▶ Da fare
1. Riassumi in due frasi l'articolo sugli stranieri del Padova.
2. Elenca tutti i calciatori stranieri del Padova che l'articolo sugli stranieri del Padova nomina.
3. Prosegui l'articolo sugli stranieri del Padova a partire dall'ultima frase riportata.

▶ Fonte
++++++++
Padova, 112 stranieri con la tua maglia Rosa il più amato Kolbl, che bomber

Stefano Volpe / PADOVA
Il racconto dello sport è costruito soprattutto da piccole e grandi storie individuali. Storie di campioni e bidoni, di cadute e trionfi, storie che si mischiano a leggenda. E quando queste arrivano da lontano spesso assumono un fascino particolare. È proprio sulle storie che arrivano da lontano che Raffaele Campo ha scritto un libro inedito nell’ampia bibliografia dedicata al Padova. Il titolo spiega tutto: «Gli stranieri biancoscudati». E raccoglie le storie di tutti i calciatori esteri che hanno vestito la maglia del Padova dal 1910 in poi.
I FORESTI.
Nessuno si era mai preso l’impegno di percorrere questo giro del mondo in salsa biancoscudata. E il risultato che emerge aiuta anche a rispolverare qualche sfumatura andata perduta nel corso degli anni. Primo fra tutti: quanti sono gli stranieri che hanno vestito la maglia del Padova? 112. Dal primo, lo svizzero Ernesto Peyer, attaccante che fu anche compagno di Silvio Appiani, dal 1914 al 1919. Fino all’ultimo, l’unico che non è stato inserito nel libro visto che al momento del suo acquisto l’opera era già andata in stampa, il centravanti guineano Karamoko Cissè. Il più presente di tutti è un calciatore che ha fatto la storia nel periodo d’oro, Humberto Rosa, regista da 150 presenze con i Panzer di Rocco e innamorato della città al punto da decidere di rimanerci a vivere per sempre, fino alla sua scomparsa nel 2017. Il bomber straniero di tutti i tempi, al contrario, è un personaggio forse un po’ dimenticato, il tedesco Rudolf Kolbl, che con i suoi 35 gol in 3 stagioni, dal 1961 al ‘64, trascinò anche il Padova fino alla finale di Coppa Rappan. In totale sono 43 le nazioni rappresentate, con tutti i continenti a parte l’Oceania. Ma gran parte di questi calciatori arrivano dalle due nazioni esportatrici per eccellenza, Brasile (24) e Argentina (15). L’unico asiatico è l’iraniano Alì Lolli, terzino della prima era Cestaro, mentre quello che è arrivato da più lontano è un altro simbolo: Matias Cuffa, da Alta Gracia, Argentina, a 11.494 km da Prato della Valle.
++++++++
▶ Voci fornite

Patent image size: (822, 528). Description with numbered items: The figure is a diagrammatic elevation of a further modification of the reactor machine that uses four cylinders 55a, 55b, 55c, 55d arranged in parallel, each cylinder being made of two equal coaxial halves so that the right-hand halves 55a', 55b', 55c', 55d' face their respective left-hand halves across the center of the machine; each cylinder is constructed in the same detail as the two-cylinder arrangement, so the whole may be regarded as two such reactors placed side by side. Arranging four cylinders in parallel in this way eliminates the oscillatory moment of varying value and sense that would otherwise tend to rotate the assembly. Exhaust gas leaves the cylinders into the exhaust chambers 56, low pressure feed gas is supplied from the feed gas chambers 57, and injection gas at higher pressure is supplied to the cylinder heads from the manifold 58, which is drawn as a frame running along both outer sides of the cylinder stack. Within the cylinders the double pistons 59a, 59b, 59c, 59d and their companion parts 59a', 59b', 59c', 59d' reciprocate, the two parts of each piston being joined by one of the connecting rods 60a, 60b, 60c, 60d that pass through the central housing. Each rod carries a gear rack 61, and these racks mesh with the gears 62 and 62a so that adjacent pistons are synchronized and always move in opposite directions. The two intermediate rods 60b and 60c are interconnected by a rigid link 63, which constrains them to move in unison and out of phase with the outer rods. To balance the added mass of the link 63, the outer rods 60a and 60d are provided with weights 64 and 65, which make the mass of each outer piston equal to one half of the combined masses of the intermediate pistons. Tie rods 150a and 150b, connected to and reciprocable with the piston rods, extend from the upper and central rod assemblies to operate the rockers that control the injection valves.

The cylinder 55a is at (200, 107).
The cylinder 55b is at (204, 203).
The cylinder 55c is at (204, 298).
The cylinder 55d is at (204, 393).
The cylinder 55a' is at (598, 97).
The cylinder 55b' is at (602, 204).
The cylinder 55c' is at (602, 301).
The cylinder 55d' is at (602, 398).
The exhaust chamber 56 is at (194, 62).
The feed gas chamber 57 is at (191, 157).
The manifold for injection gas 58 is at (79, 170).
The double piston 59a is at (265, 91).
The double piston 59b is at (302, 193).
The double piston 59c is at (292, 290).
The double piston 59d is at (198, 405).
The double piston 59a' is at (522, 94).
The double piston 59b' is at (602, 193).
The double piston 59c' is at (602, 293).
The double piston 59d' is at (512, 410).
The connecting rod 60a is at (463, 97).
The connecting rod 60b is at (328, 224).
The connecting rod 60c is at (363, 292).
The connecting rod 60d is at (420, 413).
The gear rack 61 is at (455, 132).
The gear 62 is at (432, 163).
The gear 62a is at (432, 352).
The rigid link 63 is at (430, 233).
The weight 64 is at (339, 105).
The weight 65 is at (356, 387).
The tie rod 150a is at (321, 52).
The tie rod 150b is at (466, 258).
++++++++
▶ Risposte agli esercizi
1. Raffaele Campo ha scritto il libro «Gli stranieri biancoscudati», che raccoglie le storie di tutti i calciatori esteri che hanno vestito la maglia del Padova dal 1910 in poi. Gli stranieri sono in tutto 112 e rappresentano 43 nazioni: il più presente è Humberto Rosa, con 150 presenze, mentre il miglior marcatore è il tedesco Rudolf Kolbl, con 35 gol in 3 stagioni.

2.
- Ernesto Peyer
- Karamoko Cissè
- Humberto Rosa
- Rudolf Kolbl
- Alì Lolli
- Matias Cuffa

3.
GLI ANEDDOTI.
«L’idea mi è nata perché volevo raccontare la mia passione biancoscudata attraverso un filone che finora non era mai stato approfondito», spiega Campo, classe 1989, laureato in giurisprudenza e impiegato in un ufficio legale di Abano. «Ho iniziato a seguire il Padova allo stadio nel 2003 e i miei idoli erano proprio due stranieri, Muslimovic e La Grotteria». Il libro ripercorre diversi aneddoti legati ai “forestieri”. «Ci sono tante storie particolari, da chi si è legato meno a chi ha scelto di mettere radici a Padova, penso anche al danese Thomassen che parla pure in dialetto. L’ultimo capitolo è il più curioso e l’ho scritto con l’aiuto di Dante Piotto. Ci sono le storie mancate, vale a dire gli stranieri che non hanno mai esordito per un soffio. E così abbiamo riscoperto il messicano Victorino Cesareo, acquistato nel 2004 ma che per motivi burocratici non arrivò mai. O il neozelandese Atawhai che nell’estate 2014 partì dal suo paese, sbarcò in ritiro ad Asiago, fece un allenamento di prova ma la sera stessa fu scartato e ritornò subito a casa».
I PRESIDENTI.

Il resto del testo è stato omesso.